Copia sin cambios el pasaje del fragmento sobre Taylor que empieza con "Lo que Taylor" y sigue hasta "sus rasgos modernos.".

▸ Fragmento facilitado:
▶

Para el filósofo de Quebec (nacionalista y católico para más señas), la dimensión arqueológica de la filosofía no implica la atemporalidad perenne del pensar y, mucho menos, del pensador. Taylor afirma su identidad de moderno como inesquivable e irreversible. Es más, «modernidad» significa para él, al menos en uno de sus sentidos principales, aquello en virtud de lo cual tiene -y tenemos- identidad con la forma de un «yo», y de ahí que la investigación sobre las fuentes del yo sea al mismo tiempo una investigación sobre las fuentes de la modernidad.

Además, Taylor se resiste a intentar y a concebir como posible la reposición de lo que denomina el antiguo «logos óntico» (el mutuo entrañamiento del pensamiento y la realidad en un logos común que es un orden previo y jerárquico), al tiempo que afirma que la modernidad contiene novedades cualitativas irreductibles a sus precedentes antiguos. Ambas posiciones, si bien no desactivan su actitud crítica respecto de buena parte de las inercias y precipitados modernos, sí que alcanzan para hacer depender el curso de su filosofía de un principio histórico de posibilidad: el que surge de la modernidad.

No se trata, sin embargo, de que Taylor sostenga un historicismo trascendentalizado. La cuestión es más bien esta otra, quizás un tanto más blanda, pero no menos interesante: seguramente nuestra posición resulta abandonable -en cierta medida- por parte del pensamiento, pero, en este caso, eso sería al menos una pérdida. Más en concreto, se trataría de la pérdida de una posición inédita: el «yo».

Aunque la identidad de la que habla Taylor es un descendiente no demasiado remoto del cogito cartesiano, el «yo» tayloriano (o como él preferiría, moderno) no es un sujeto trascendental o un «yo pienso en general», ni siquiera una simple razón que sirviera de mirador no ubicado. Se trata de un «yo» que consiste precisamente en ser situación, o como el propio Taylor sostiene, una posición: la fuente de cuanto tenga la nota de la autenticidad. Ésta es, por cierto, una de las tesis básicas que Taylor desarrolla en Etica de la autenticidad (The Malaise of Modemity, 1991) y que puede ser leído como una continuación de Fuentes del yo. La construcción de la identidad moderna.

Lo que Taylor quiere hacer ver es que intentar dejar de ser modernos es casi una posibilidad idiosincráticamente moderna, porque ese intento exige una agudización del poder y de la autonomía de la autoconciencia (o de la interioridad), y un desarrrollo de la conciencia histórica que ésta solo ha recibido de forma tan neta como uno de sus rasgos modernos.

◀

▸ Material proporcionado:
▶

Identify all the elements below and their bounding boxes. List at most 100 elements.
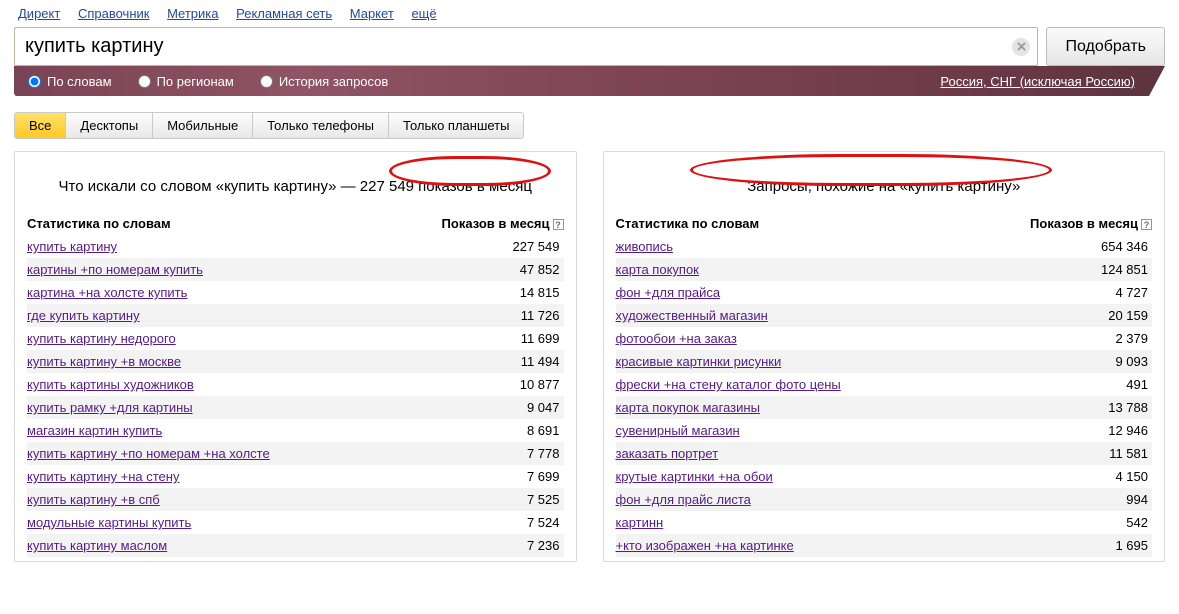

◀

▸ Solución propuesta:
Lo que Taylor quiere hacer ver es que intentar dejar de ser modernos es casi una posibilidad idiosincráticamente moderna, porque ese intento exige una agudización del poder y de la autonomía de la autoconciencia (o de la interioridad), y un desarrrollo de la conciencia histórica que ésta solo ha recibido de forma tan neta como uno de sus rasgos modernos.